Instructions to follow: Reproduce all of the data below without alteration; exclude every picture.

[start]

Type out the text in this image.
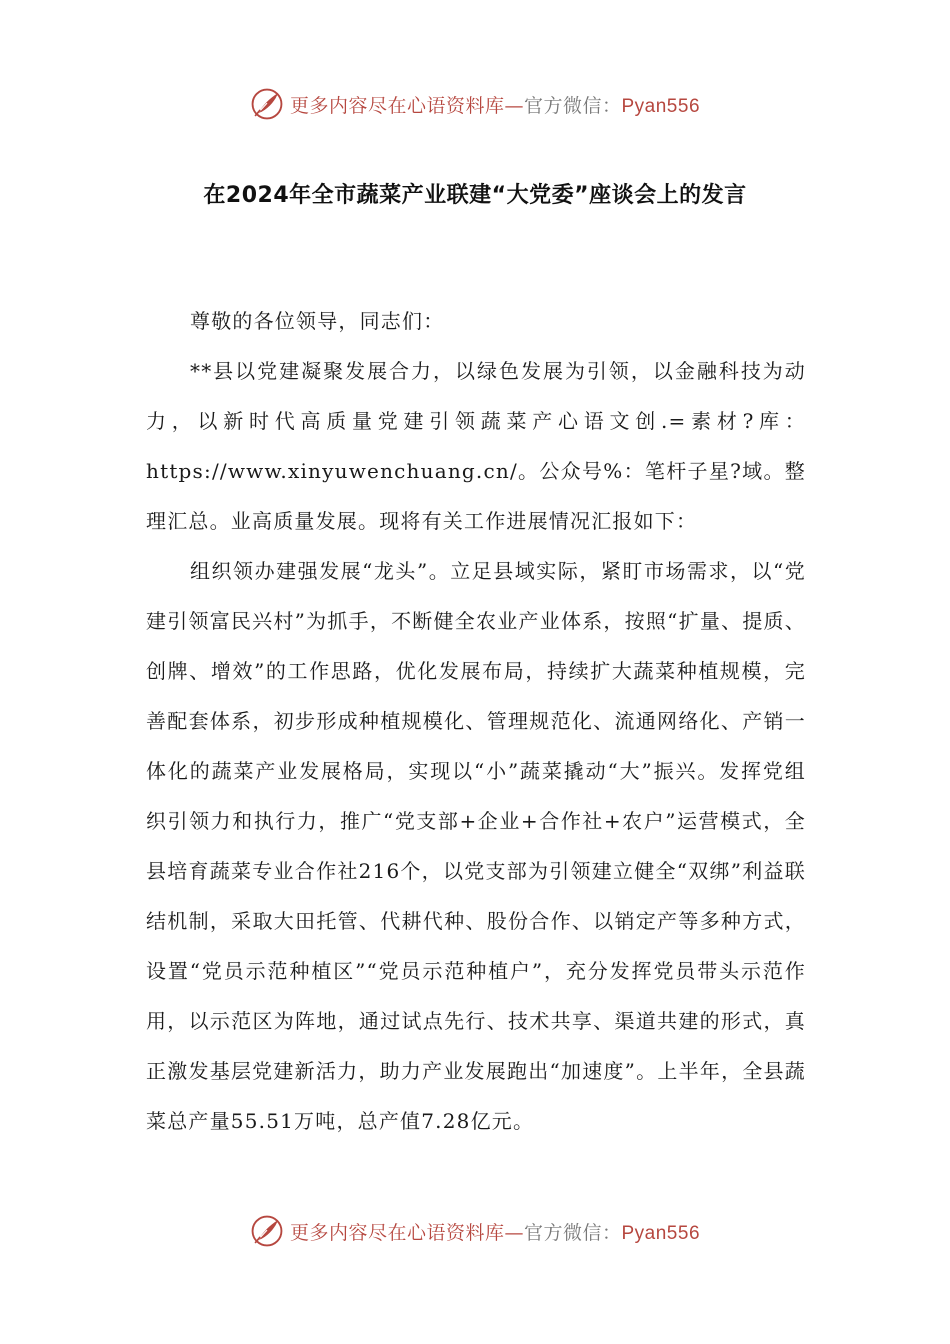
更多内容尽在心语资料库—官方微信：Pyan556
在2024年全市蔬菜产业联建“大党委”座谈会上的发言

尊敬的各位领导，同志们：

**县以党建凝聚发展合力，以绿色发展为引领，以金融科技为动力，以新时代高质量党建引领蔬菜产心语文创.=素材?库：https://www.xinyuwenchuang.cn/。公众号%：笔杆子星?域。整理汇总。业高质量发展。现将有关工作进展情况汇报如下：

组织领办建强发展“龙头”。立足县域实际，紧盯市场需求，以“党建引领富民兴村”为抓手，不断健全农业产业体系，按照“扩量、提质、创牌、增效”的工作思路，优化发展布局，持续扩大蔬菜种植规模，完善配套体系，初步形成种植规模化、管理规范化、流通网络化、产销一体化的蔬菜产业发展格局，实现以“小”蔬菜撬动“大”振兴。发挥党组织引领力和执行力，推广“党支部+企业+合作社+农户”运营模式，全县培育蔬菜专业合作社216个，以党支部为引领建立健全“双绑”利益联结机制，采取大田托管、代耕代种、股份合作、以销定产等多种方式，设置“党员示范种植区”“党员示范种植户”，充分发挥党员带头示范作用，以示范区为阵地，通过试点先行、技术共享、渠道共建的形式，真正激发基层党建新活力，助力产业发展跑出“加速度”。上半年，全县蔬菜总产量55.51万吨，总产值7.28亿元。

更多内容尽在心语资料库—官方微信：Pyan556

[end]

Task answer:
Type out the text in this image.
更多内容尽在心语资料库—官方微信：Pyan556
在2024年全市蔬菜产业联建“大党委”座谈会上的发言

尊敬的各位领导，同志们：

**县以党建凝聚发展合力，以绿色发展为引领，以金融科技为动力，以新时代高质量党建引领蔬菜产心语文创.=素材?库：https://www.xinyuwenchuang.cn/。公众号%：笔杆子星?域。整理汇总。业高质量发展。现将有关工作进展情况汇报如下：

组织领办建强发展“龙头”。立足县域实际，紧盯市场需求，以“党建引领富民兴村”为抓手，不断健全农业产业体系，按照“扩量、提质、创牌、增效”的工作思路，优化发展布局，持续扩大蔬菜种植规模，完善配套体系，初步形成种植规模化、管理规范化、流通网络化、产销一体化的蔬菜产业发展格局，实现以“小”蔬菜撬动“大”振兴。发挥党组织引领力和执行力，推广“党支部+企业+合作社+农户”运营模式，全县培育蔬菜专业合作社216个，以党支部为引领建立健全“双绑”利益联结机制，采取大田托管、代耕代种、股份合作、以销定产等多种方式，设置“党员示范种植区”“党员示范种植户”，充分发挥党员带头示范作用，以示范区为阵地，通过试点先行、技术共享、渠道共建的形式，真正激发基层党建新活力，助力产业发展跑出“加速度”。上半年，全县蔬菜总产量55.51万吨，总产值7.28亿元。

更多内容尽在心语资料库—官方微信：Pyan556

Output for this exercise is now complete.